TEKS SUMBER:
+++++

Koalisi Masyarakat Sipil Melawan Impunitas kembali hadir di Pengadilan Tata Usaha Negara (PTUN) Jakarta dalam sidang pemeriksaan persiapan perkara Nomor 303/G/TF/2025/PTUN.JKT. Pada kesempatan ini, kami secara resmi mencabut gugatan Perbuatan Melawan Hukum yang diajukan tersebut terkait pernyataan Menteri Kebudayaan yang kami nilai telah menyangkal temuan Tim Gabungan Pencari Fakta (TGPF) Mei 1998.

Pencabutan ini tentu bukanlah akhir perjuangan, melainkan langkah strategis untuk mengajukan kembali gugatan baru dengan objek sengketa yang sama, namun disertai permohonan agar Majelis Hakim yang menangani perkara ini seluruhnya terdiri dari hakim perempuan yang memiliki perspektif gender serta keberpihakan terhadap korban. Permohonan ini didasarkan pada kebutuhan mendesak agar proses peradilan dapat dilakukan oleh majelis yang memiliki perspektif gender dan keberpihakan kepada korban kekerasan seksual.

Sebelumnya, permohonan kami agar Majelis Hakim yang memeriksa perkara terdiri dari keseluruhannya perempuan telah ditolak melalui surat tertanggal 12 September 2025 dengan alasan teknis terkait sistem Smart Majelis. Akibatnya, Majelis Hakim yang ditunjuk seluruhnya laki-laki, yang kami nilai kurang mampu mengakomodasi sensitivitas gender dan keberpihakan yang menjadi kunci dalam pemeriksaan perkara ini.

Kasus ini termasuk kategori perkara “Perempuan Berhadapan dengan Hukum” yang mensyaratkan agar hakim dapat menerapkan asas-asas seperti penghormatan harkat dan martabat manusia, non-diskriminasi, kesetaraan gender, dan keadilan. Peraturan Mahkamah Agung Nomor 3 Tahun 2017 menekankan pentingnya hakim memahami konteks diskriminasi dan bias gender, serta memberikan perlindungan dan akses keadilan yang setara bagi perempuan korban.

+++++

Item dari sebuah sumber data

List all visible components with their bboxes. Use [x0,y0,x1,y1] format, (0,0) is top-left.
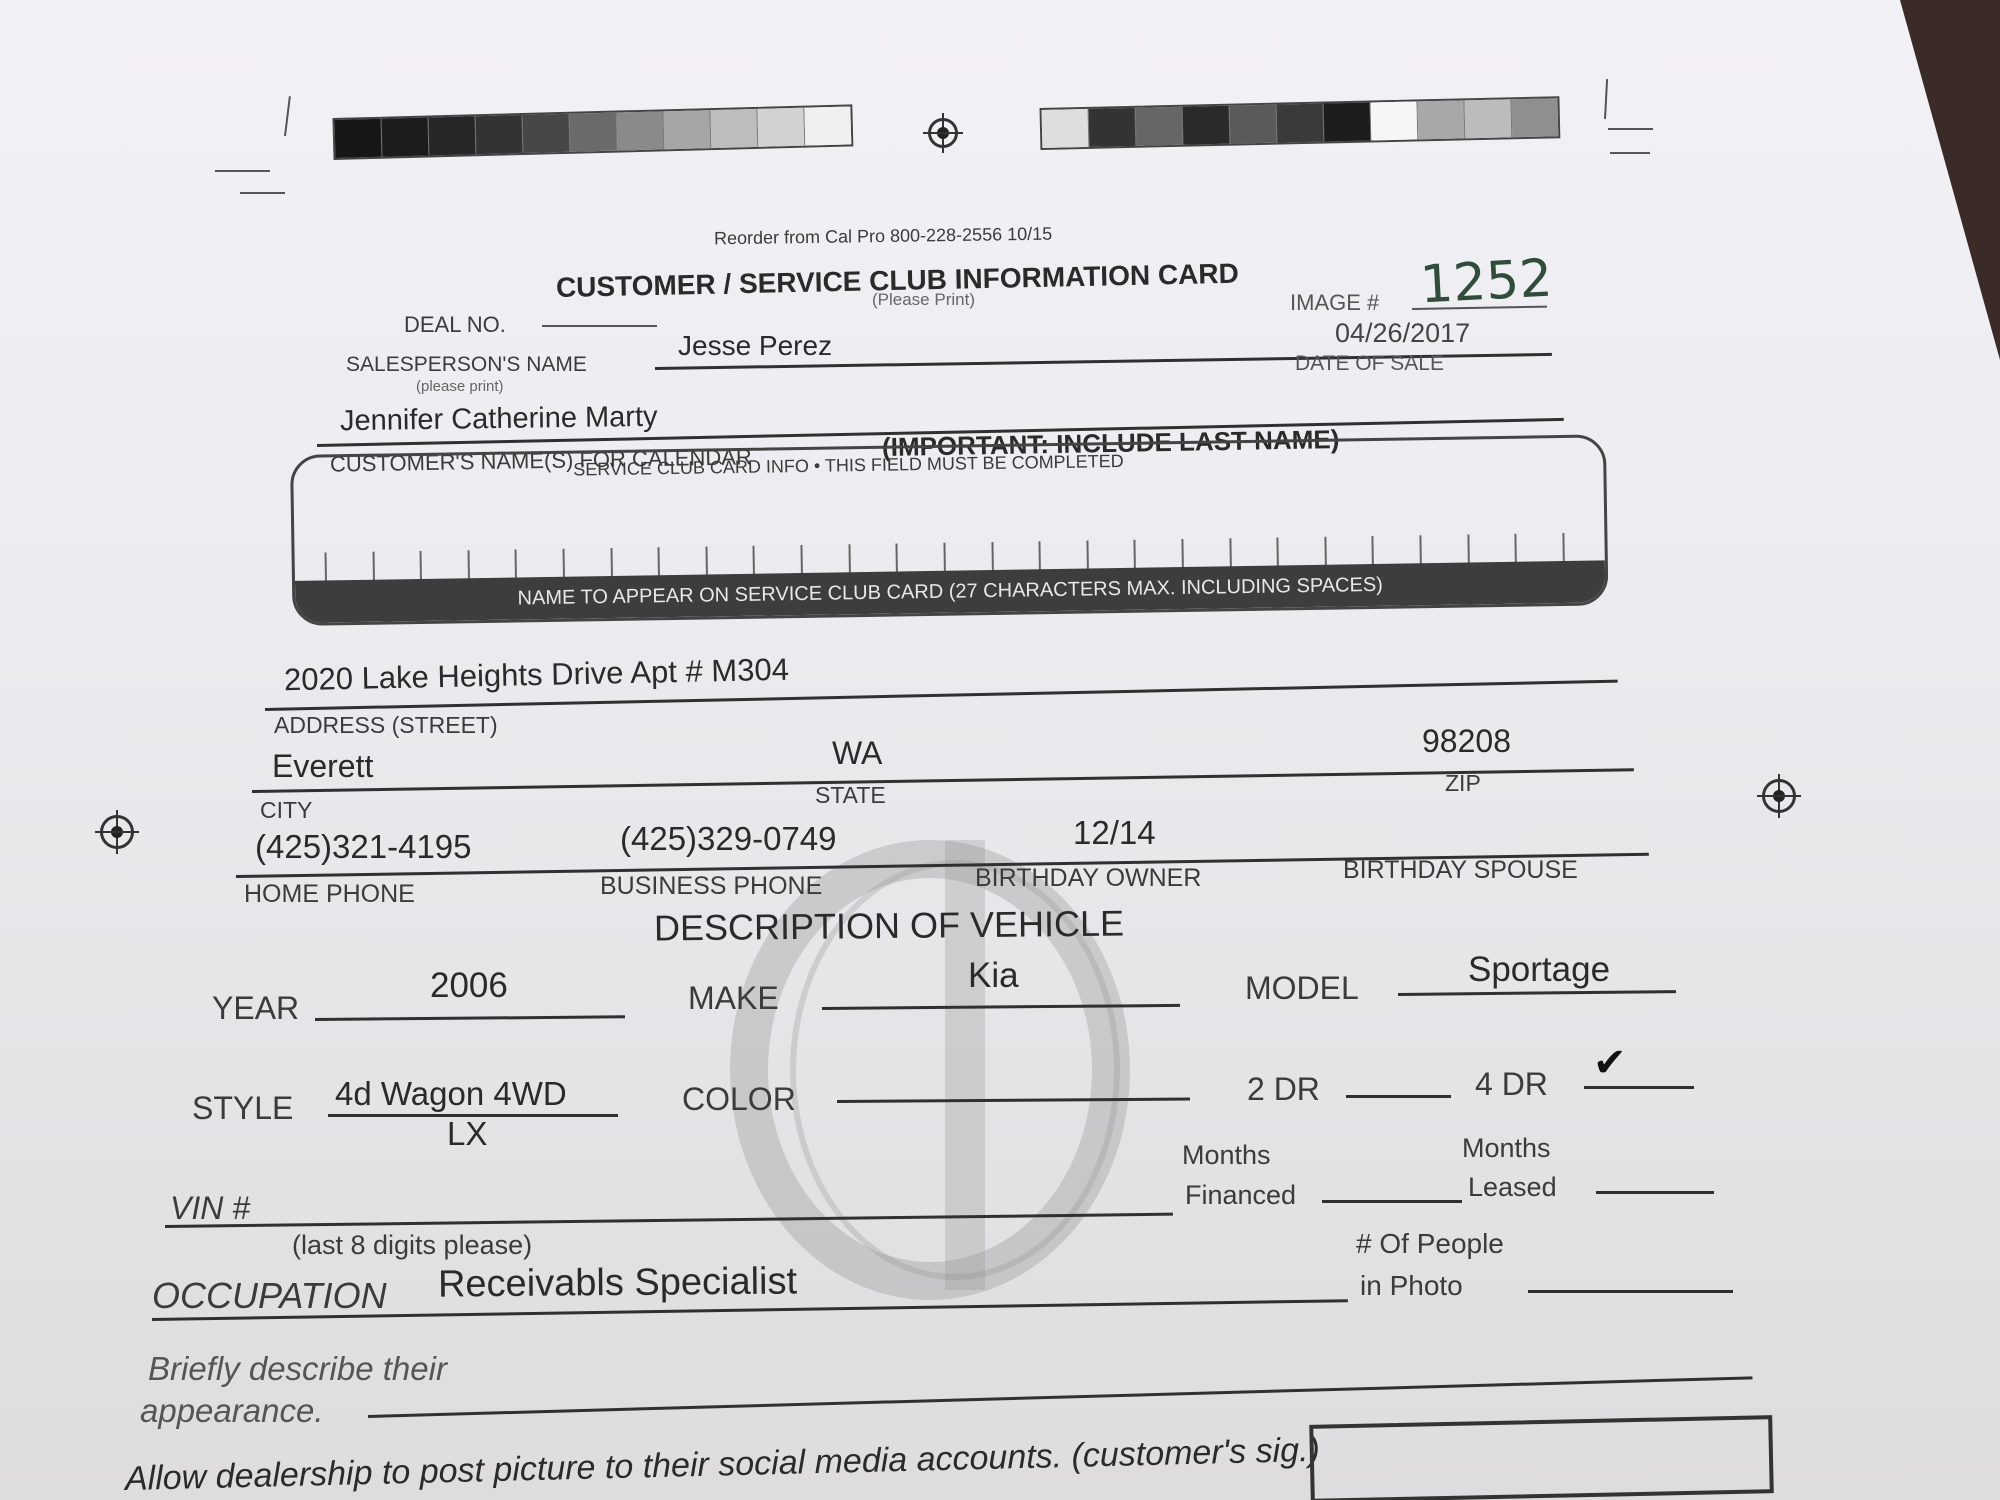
months-financed-label-1: Months [1182,1140,1271,1171]
deal-no-label: DEAL NO. [404,312,506,338]
people-in-photo-label-2: in Photo [1360,1270,1463,1302]
city-state-zip-line [252,768,1634,793]
year-field-line [315,1015,625,1021]
model-field-line [1398,990,1676,996]
grayscale-calibration-bar-left [332,104,853,160]
please-print-note: (Please Print) [872,290,975,310]
registration-mark-left [100,815,134,849]
social-media-permission-label: Allow dealership to post picture to thei… [125,1431,1321,1499]
birthday-spouse-label: BIRTHDAY SPOUSE [1343,856,1578,885]
vehicle-section-title: DESCRIPTION OF VEHICLE [654,903,1124,950]
year-value[interactable]: 2006 [430,966,508,1006]
crop-mark [1608,128,1653,130]
months-financed-field[interactable] [1322,1200,1462,1203]
home-phone-value[interactable]: (425)321-4195 [255,828,472,866]
people-in-photo-label-1: # Of People [1356,1228,1504,1260]
two-door-field[interactable] [1346,1095,1451,1098]
home-phone-label: HOME PHONE [244,880,415,909]
crop-mark [240,192,285,194]
card-info-header: SERVICE CLUB CARD INFO • THIS FIELD MUST… [573,451,1124,481]
color-label: COLOR [682,1081,796,1118]
registration-mark-right [1762,779,1796,813]
reorder-text: Reorder from Cal Pro 800-228-2556 10/15 [714,224,1052,250]
street-label: ADDRESS (STREET) [274,712,498,739]
model-label: MODEL [1245,970,1359,1007]
crop-mark [284,96,291,136]
two-door-label: 2 DR [1247,1071,1320,1108]
four-door-field [1584,1086,1694,1089]
salesperson-label: SALESPERSON'S NAME [346,353,587,377]
style-value-line1[interactable]: 4d Wagon 4WD [335,1075,567,1113]
business-phone-label: BUSINESS PHONE [600,872,822,901]
zip-value[interactable]: 98208 [1422,723,1511,760]
business-phone-value[interactable]: (425)329-0749 [620,820,837,858]
salesperson-hint: (please print) [416,378,504,395]
crop-mark [1604,79,1608,119]
birthday-owner-value[interactable]: 12/14 [1073,814,1156,852]
birthday-owner-label: BIRTHDAY OWNER [975,864,1201,893]
form-paper: Reorder from Cal Pro 800-228-2556 10/15 … [0,0,2000,1500]
occupation-label: OCCUPATION [152,1275,387,1317]
salesperson-value[interactable]: Jesse Perez [678,330,832,362]
state-value[interactable]: WA [832,735,882,772]
city-value[interactable]: Everett [272,748,373,785]
appearance-label-2: appearance. [140,1392,323,1430]
people-in-photo-field[interactable] [1528,1290,1733,1293]
grayscale-calibration-bar-right [1040,96,1561,150]
city-label: CITY [260,797,312,824]
vin-label: VIN # [170,1190,250,1227]
make-value[interactable]: Kia [968,956,1019,996]
crop-mark [1610,152,1650,154]
style-value-line2[interactable]: LX [447,1115,487,1153]
months-leased-field[interactable] [1596,1191,1714,1194]
date-of-sale-label: DATE OF SALE [1295,352,1444,376]
appearance-label-1: Briefly describe their [148,1350,447,1388]
make-label: MAKE [688,980,779,1017]
customer-name-value[interactable]: Jennifer Catherine Marty [340,401,658,438]
registration-mark-top [928,118,958,148]
street-value[interactable]: 2020 Lake Heights Drive Apt # M304 [284,652,790,699]
four-door-label: 4 DR [1475,1066,1548,1103]
image-number-label: IMAGE # [1290,290,1379,316]
zip-label: ZIP [1445,770,1481,797]
customer-signature-box[interactable] [1309,1415,1774,1500]
months-financed-label-2: Financed [1185,1180,1296,1211]
deal-no-field[interactable] [542,325,657,327]
model-value[interactable]: Sportage [1468,950,1610,990]
crop-mark [215,170,270,172]
appearance-field[interactable] [368,1376,1753,1418]
year-label: YEAR [212,990,299,1027]
date-of-sale-value[interactable]: 04/26/2017 [1335,318,1470,349]
style-label: STYLE [192,1090,293,1127]
months-leased-label-2: Leased [1468,1172,1557,1203]
state-label: STATE [815,782,886,809]
service-club-card-box: SERVICE CLUB CARD INFO • THIS FIELD MUST… [290,434,1609,626]
months-leased-label-1: Months [1462,1133,1551,1164]
occupation-value[interactable]: Receivabls Specialist [438,1260,797,1306]
four-door-checkmark-icon[interactable]: ✔ [1593,1040,1627,1086]
vin-hint: (last 8 digits please) [292,1230,532,1261]
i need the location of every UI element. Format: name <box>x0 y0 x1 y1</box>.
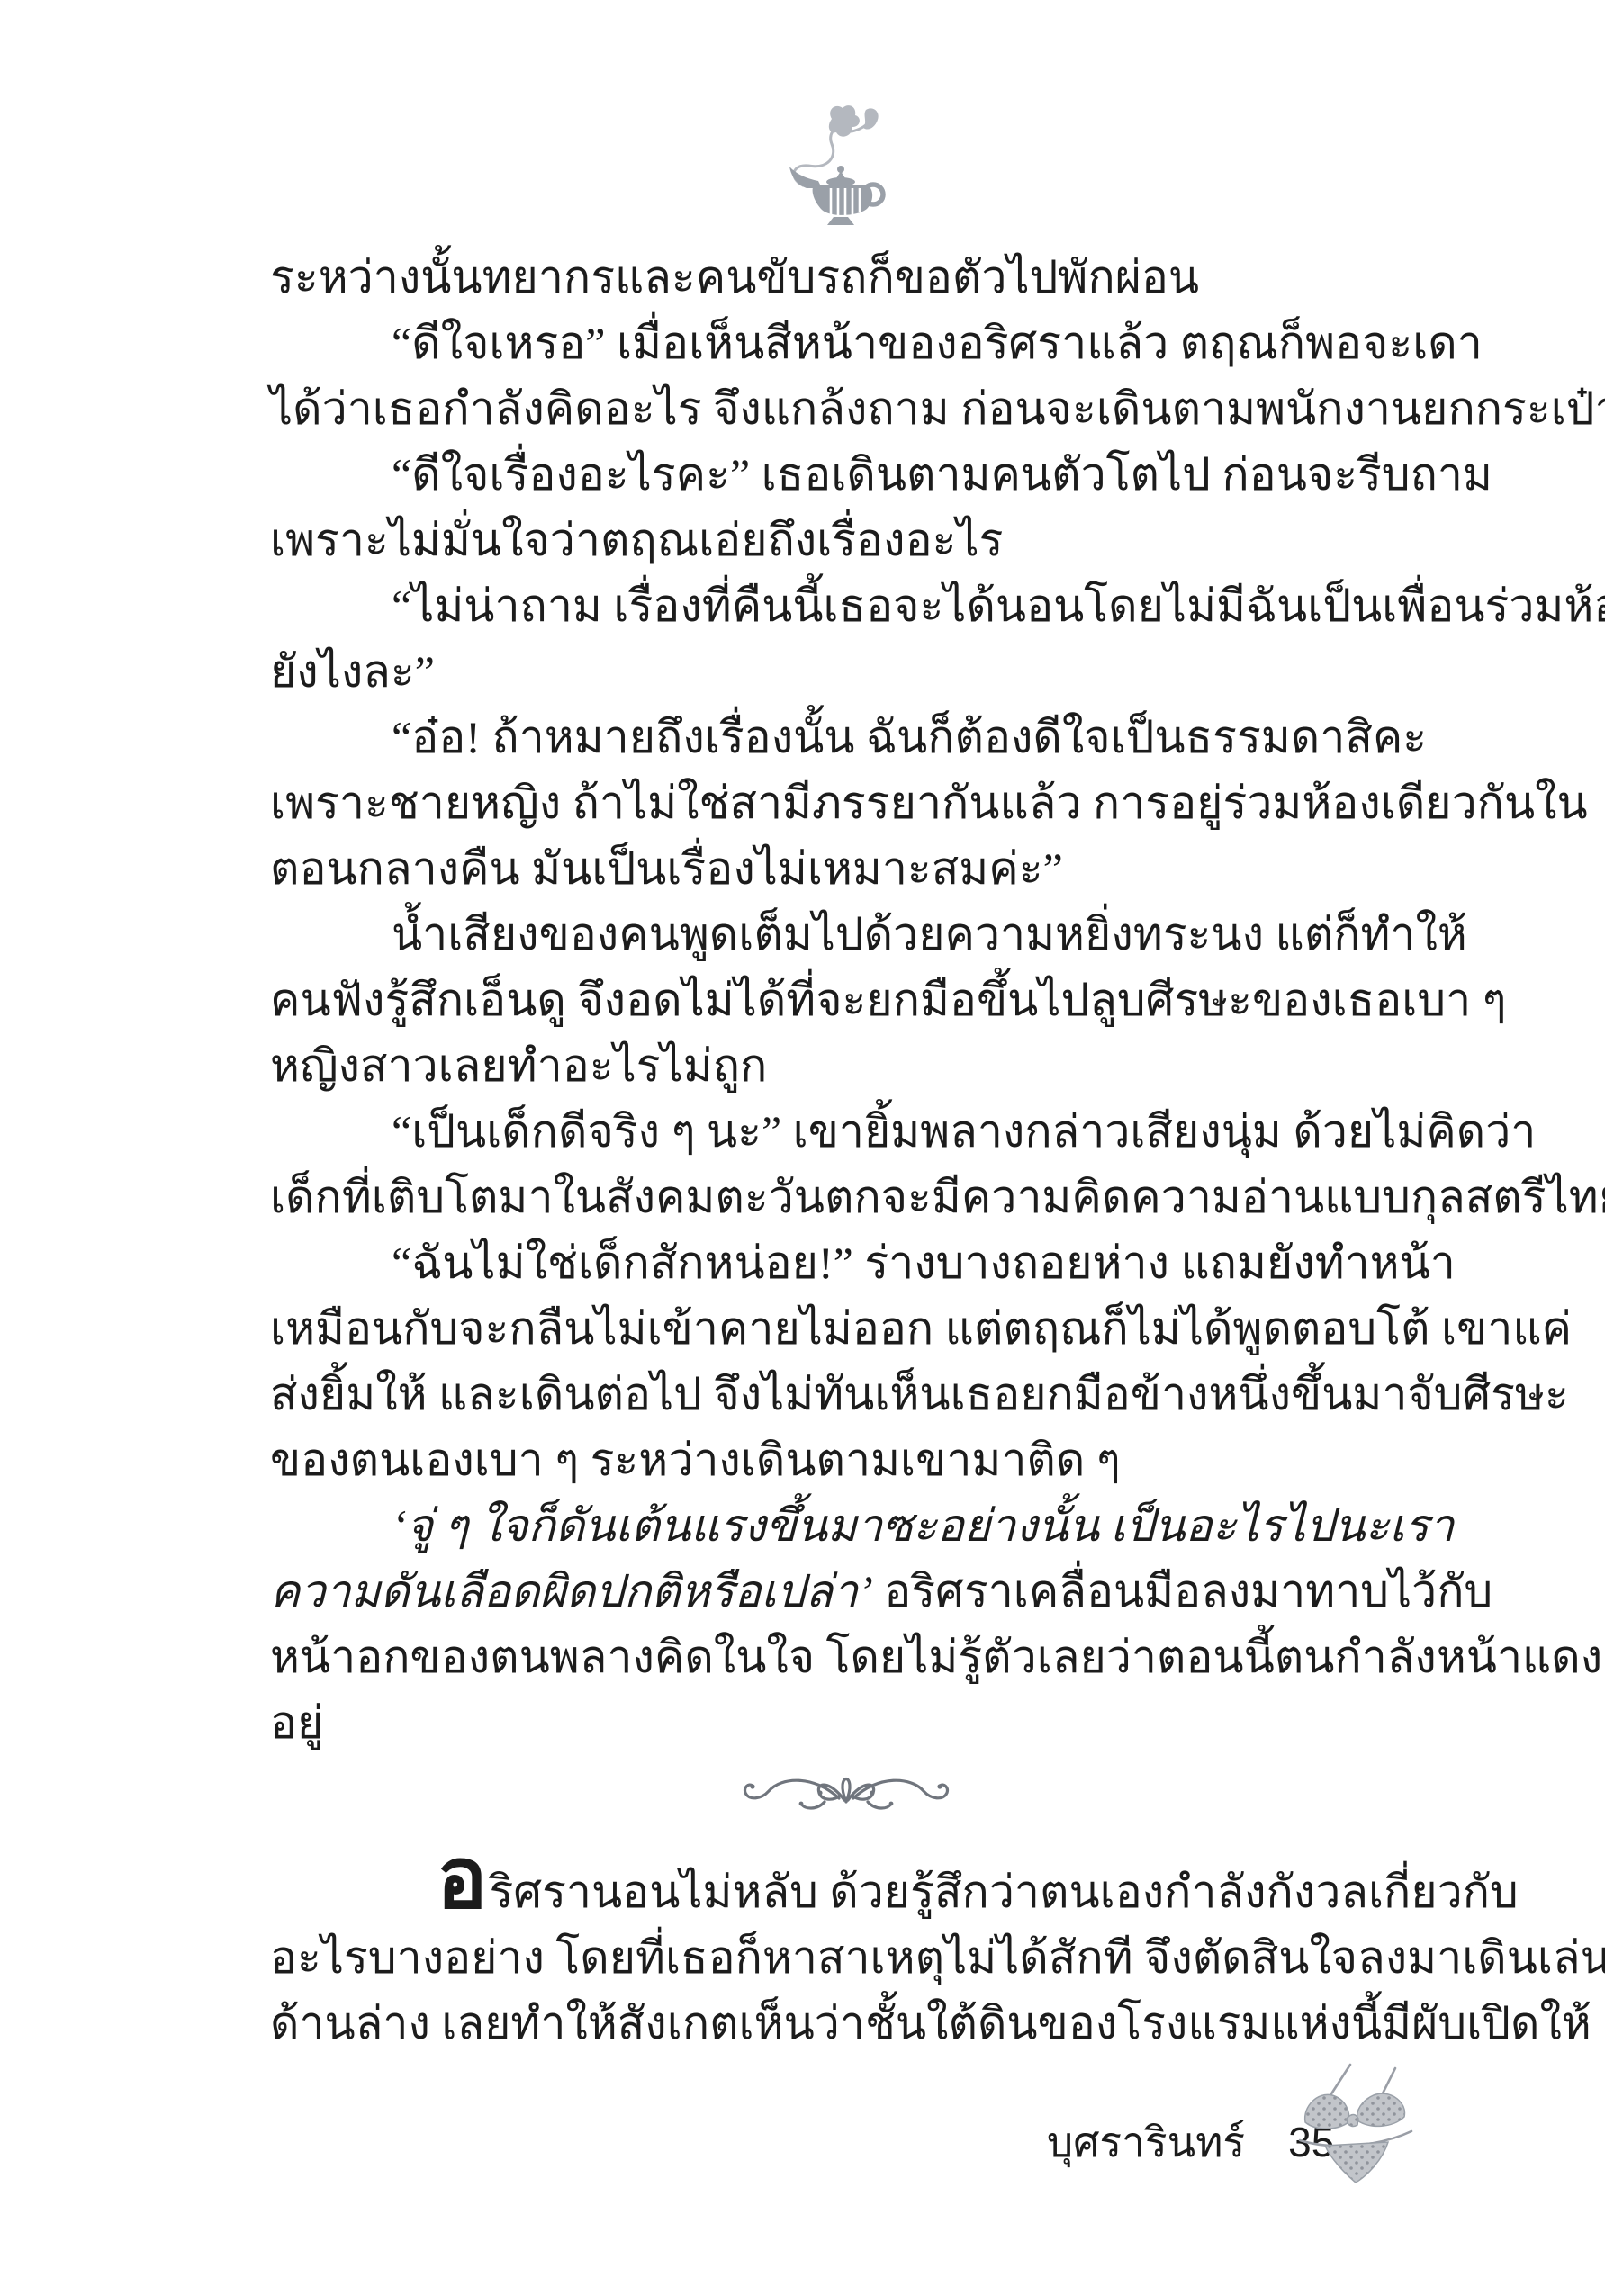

+++++

YANG HARUS DIKERJAKAN:
A: Jawab pertanyaan berikut berdasarkan teks tentang pencabutan gugatan:
(i) Berapa nomor perkara yang disidangkan di PTUN Jakarta?
(ii) Tanggal berapa surat yang menolak permohonan majelis hakim perempuan?
(iii) Peraturan Mahkamah Agung nomor dan tahun berapa yang disebut?
B: Teruskan teks tentang pencabutan gugatan, dimulai setelah kalimat terakhirnya.
Item-item itu diambil dari sumber lain, terpisah dari teks tentang pencabutan gugatan.

JAWABAN YANG DIHARAPKAN:
A:
(i) 303/G/TF/2025/PTUN.JKT
(ii) 12 September 2025
(iii) Nomor 3 Tahun 2017

B:
Hal ini juga kami lakukan atas dasar saran dan petunjuk Majelis Hakim yang justru menyarankan agar kami mencabut gugatan yang ada dan mendaftarkan ulang dengan melampirkan permohonan susunan majelis hakim perempuan secara lengkap dalam satu berkas. Dengan memahami dan menghargai petunjuk tersebut, oleh karena itu kami mencabut gugatan lama dan mendaftarkan gugatan baru dengan harapan permohonan kami dapat dipertimbangkan secara serius.

Kami sampaikan bahwa gugatan baru tersebut telah resmi didaftarkan dan memperoleh nomor perkara 335/TF/G/2025/PTUN.JKT. Dengan harapan permohonan kami terkait susunan majelis hakim perempuan dapat dipertimbangkan secara serius.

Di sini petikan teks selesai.